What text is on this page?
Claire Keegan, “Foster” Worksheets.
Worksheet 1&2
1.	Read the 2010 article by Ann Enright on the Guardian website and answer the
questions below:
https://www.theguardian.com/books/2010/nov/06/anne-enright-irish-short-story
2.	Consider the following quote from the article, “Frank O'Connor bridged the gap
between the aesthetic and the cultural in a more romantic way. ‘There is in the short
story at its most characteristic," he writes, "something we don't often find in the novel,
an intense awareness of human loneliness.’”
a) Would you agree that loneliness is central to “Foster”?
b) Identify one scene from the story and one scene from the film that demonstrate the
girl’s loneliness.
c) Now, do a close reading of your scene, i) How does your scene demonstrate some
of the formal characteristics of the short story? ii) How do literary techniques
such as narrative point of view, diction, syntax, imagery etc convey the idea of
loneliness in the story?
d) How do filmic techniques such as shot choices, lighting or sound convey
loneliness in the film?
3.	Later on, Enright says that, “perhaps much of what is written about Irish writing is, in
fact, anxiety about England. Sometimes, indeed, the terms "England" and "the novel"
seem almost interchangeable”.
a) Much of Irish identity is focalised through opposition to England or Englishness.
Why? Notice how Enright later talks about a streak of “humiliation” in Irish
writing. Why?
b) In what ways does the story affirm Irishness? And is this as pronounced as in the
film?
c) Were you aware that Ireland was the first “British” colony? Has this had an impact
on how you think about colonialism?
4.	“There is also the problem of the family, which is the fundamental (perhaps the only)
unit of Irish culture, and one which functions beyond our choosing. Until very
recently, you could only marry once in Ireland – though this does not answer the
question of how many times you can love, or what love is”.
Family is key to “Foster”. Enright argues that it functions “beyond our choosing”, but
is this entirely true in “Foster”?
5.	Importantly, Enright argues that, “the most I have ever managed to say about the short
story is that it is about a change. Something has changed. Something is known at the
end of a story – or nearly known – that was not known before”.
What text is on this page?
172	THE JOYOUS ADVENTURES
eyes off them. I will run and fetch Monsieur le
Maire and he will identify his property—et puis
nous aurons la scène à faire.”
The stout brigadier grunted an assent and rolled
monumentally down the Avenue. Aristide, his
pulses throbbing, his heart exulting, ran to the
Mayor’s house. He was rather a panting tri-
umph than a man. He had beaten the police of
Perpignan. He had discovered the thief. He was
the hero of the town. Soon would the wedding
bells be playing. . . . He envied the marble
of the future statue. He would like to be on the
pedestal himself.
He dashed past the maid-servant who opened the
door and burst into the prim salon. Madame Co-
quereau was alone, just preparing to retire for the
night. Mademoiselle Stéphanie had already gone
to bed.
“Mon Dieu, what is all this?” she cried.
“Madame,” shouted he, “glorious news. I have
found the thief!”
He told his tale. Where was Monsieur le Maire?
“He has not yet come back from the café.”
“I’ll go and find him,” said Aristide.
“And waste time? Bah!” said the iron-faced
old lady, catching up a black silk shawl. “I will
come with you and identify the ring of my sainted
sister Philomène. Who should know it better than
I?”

━━━━

- Exercise details
Look through the entries above; copy each line where the string "such" appears.

- Full response
such as narrative point of view, diction, syntax, imagery etc convey the idea of
d) How do filmic techniques such as shot choices, lighting or sound convey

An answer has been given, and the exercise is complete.